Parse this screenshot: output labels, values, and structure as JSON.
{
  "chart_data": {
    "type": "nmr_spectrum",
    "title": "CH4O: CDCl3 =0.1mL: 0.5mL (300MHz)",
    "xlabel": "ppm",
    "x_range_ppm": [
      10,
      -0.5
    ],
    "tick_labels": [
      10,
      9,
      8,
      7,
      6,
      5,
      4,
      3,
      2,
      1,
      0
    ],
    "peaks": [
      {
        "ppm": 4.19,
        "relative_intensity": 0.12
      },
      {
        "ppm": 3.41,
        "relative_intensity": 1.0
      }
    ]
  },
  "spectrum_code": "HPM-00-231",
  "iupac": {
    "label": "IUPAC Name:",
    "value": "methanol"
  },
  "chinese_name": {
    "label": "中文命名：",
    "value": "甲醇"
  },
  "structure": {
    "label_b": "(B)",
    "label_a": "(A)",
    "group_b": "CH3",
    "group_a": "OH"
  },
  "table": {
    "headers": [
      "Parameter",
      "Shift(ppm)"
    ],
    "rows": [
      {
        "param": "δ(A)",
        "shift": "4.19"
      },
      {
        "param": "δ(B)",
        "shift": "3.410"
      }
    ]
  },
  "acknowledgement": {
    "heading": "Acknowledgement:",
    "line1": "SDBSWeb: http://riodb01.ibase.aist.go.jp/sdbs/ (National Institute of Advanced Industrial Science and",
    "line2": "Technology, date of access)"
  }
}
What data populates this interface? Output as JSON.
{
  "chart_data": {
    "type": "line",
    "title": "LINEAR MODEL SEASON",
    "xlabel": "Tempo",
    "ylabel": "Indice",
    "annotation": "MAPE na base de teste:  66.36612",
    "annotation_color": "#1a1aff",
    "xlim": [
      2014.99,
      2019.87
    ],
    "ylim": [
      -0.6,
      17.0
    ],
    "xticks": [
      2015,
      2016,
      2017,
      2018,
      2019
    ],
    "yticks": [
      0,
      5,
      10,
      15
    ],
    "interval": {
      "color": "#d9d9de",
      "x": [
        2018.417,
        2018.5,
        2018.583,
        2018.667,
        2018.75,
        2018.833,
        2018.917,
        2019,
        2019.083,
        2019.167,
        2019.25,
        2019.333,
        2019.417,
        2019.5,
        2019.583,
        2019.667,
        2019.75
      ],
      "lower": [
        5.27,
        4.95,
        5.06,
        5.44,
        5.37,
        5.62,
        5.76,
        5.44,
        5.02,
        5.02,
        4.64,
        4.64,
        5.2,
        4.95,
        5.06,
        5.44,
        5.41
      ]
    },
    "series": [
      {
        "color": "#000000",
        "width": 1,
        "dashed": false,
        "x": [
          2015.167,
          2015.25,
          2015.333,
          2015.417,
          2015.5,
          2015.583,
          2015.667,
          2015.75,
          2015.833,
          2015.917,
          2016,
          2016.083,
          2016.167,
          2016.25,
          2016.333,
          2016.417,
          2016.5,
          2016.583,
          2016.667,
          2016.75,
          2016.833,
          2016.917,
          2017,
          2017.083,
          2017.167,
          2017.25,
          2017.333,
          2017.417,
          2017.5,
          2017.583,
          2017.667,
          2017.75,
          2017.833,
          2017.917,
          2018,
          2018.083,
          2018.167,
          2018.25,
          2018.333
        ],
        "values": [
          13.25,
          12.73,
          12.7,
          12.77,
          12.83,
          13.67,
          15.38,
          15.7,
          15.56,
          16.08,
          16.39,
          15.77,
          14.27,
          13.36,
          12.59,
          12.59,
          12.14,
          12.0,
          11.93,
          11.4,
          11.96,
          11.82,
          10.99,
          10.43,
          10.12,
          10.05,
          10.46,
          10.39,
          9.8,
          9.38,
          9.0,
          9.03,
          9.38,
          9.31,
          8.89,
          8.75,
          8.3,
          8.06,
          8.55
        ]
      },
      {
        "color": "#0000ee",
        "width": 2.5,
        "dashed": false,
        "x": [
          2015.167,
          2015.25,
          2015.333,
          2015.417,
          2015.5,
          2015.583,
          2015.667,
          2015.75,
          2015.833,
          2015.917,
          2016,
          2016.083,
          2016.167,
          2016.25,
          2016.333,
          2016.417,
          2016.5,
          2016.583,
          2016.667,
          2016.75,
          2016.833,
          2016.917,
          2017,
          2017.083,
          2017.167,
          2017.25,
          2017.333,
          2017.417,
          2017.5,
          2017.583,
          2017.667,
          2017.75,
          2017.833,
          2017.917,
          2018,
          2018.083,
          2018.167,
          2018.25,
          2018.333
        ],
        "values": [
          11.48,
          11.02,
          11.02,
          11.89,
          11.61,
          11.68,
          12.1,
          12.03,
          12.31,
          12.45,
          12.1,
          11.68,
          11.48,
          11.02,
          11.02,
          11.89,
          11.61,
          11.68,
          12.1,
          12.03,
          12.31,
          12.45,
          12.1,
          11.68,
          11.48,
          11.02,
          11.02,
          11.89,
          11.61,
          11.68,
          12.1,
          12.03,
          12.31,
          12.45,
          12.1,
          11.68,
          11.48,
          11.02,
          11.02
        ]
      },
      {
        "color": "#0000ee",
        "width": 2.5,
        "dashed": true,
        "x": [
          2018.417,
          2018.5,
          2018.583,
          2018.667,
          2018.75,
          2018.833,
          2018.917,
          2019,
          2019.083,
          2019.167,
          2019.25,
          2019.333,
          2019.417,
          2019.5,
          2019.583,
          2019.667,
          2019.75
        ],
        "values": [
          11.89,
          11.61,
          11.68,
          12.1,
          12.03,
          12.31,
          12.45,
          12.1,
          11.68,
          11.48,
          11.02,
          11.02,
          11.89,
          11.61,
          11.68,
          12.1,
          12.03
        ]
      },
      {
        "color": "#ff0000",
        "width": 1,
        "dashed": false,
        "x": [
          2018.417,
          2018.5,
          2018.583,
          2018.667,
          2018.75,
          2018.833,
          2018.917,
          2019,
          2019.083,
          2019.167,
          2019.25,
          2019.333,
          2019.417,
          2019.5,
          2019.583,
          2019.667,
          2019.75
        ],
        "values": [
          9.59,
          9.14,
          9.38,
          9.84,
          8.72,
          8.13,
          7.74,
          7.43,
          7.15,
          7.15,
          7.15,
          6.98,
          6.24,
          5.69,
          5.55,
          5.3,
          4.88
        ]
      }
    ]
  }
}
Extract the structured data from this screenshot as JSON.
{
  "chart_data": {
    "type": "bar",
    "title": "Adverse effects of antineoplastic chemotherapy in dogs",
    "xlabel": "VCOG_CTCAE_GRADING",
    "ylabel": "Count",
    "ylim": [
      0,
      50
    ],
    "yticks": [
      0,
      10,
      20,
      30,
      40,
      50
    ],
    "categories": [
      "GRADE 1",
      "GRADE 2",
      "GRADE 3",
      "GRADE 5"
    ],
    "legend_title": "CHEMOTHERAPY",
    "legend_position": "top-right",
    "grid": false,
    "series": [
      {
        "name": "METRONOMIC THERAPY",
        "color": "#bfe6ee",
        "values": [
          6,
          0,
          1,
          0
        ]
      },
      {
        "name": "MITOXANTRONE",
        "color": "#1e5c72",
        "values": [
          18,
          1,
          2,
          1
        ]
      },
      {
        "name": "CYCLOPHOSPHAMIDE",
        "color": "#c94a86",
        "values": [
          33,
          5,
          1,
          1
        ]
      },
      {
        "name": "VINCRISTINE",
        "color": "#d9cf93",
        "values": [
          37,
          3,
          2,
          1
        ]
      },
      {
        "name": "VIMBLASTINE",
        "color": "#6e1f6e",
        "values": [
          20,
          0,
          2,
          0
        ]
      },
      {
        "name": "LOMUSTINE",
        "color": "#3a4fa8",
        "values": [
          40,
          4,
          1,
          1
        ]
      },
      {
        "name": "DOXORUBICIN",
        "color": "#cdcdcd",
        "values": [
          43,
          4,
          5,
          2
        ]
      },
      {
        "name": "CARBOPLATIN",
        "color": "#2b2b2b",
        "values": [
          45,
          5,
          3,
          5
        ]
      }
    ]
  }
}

# Aim of the exercise
Say how many lines of the listing above contain "this", with no other words.

# Exercise response
3